* START *

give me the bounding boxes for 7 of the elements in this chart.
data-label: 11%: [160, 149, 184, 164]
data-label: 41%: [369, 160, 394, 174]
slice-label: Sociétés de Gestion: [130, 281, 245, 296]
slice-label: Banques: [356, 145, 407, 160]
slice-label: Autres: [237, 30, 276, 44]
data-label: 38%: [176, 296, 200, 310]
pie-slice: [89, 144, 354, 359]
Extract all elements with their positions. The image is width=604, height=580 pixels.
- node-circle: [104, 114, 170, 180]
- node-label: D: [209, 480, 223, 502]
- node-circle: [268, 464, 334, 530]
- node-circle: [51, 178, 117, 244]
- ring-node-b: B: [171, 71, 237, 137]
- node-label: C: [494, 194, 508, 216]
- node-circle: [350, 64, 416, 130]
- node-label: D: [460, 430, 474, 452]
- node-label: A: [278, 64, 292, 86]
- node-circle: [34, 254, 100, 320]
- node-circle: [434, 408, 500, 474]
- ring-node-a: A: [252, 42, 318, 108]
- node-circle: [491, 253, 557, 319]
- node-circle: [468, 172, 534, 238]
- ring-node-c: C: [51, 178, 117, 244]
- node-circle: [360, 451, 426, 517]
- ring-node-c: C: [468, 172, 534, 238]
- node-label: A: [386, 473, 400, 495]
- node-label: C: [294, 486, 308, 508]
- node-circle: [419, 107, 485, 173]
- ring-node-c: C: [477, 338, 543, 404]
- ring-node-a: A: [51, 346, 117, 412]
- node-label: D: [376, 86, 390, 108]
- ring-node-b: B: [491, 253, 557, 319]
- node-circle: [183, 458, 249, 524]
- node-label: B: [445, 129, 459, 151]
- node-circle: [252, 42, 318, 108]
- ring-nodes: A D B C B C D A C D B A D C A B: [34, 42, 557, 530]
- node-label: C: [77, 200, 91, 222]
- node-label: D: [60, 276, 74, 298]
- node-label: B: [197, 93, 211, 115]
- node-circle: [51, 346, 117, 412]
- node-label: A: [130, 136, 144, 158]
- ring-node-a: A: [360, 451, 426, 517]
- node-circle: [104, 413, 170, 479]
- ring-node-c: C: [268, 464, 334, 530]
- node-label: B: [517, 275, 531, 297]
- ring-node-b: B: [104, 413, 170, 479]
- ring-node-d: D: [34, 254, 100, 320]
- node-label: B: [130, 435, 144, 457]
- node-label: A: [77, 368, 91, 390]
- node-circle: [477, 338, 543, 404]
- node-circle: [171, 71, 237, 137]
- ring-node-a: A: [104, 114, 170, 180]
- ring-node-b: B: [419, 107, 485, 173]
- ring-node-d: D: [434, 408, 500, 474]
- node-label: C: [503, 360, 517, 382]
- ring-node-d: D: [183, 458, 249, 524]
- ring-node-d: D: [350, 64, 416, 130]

* END *

= What to work on =
Extract the records verbatim, from the very start down through the line containing "- node-label: D: [209, 480, 223, 502]", including that line.

= Answer to the exercise =
give me the bounding boxes for 7 of the elements in this chart.
data-label: 11%: [160, 149, 184, 164]
data-label: 41%: [369, 160, 394, 174]
slice-label: Sociétés de Gestion: [130, 281, 245, 296]
slice-label: Banques: [356, 145, 407, 160]
slice-label: Autres: [237, 30, 276, 44]
data-label: 38%: [176, 296, 200, 310]
pie-slice: [89, 144, 354, 359]
Extract all elements with their positions. The image is width=604, height=580 pixels.
- node-circle: [104, 114, 170, 180]
- node-label: D: [209, 480, 223, 502]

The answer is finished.